=== Available records ===
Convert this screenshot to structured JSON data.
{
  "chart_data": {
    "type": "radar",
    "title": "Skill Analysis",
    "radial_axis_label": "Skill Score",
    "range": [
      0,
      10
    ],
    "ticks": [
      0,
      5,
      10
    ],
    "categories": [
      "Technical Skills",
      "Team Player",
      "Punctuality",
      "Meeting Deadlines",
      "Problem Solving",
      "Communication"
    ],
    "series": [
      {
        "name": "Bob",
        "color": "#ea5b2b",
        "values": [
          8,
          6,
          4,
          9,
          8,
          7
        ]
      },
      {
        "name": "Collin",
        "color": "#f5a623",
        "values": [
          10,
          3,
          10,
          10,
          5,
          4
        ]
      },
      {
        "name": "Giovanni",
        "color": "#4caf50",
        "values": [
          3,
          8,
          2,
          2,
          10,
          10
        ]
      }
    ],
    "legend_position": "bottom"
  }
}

=== Exercise prompt ===
Restate each record word for word.

=== The output ===
Convert this screenshot to structured JSON data.
{
  "chart_data": {
    "type": "radar",
    "title": "Skill Analysis",
    "radial_axis_label": "Skill Score",
    "range": [
      0,
      10
    ],
    "ticks": [
      0,
      5,
      10
    ],
    "categories": [
      "Technical Skills",
      "Team Player",
      "Punctuality",
      "Meeting Deadlines",
      "Problem Solving",
      "Communication"
    ],
    "series": [
      {
        "name": "Bob",
        "color": "#ea5b2b",
        "values": [
          8,
          6,
          4,
          9,
          8,
          7
        ]
      },
      {
        "name": "Collin",
        "color": "#f5a623",
        "values": [
          10,
          3,
          10,
          10,
          5,
          4
        ]
      },
      {
        "name": "Giovanni",
        "color": "#4caf50",
        "values": [
          3,
          8,
          2,
          2,
          10,
          10
        ]
      }
    ],
    "legend_position": "bottom"
  }
}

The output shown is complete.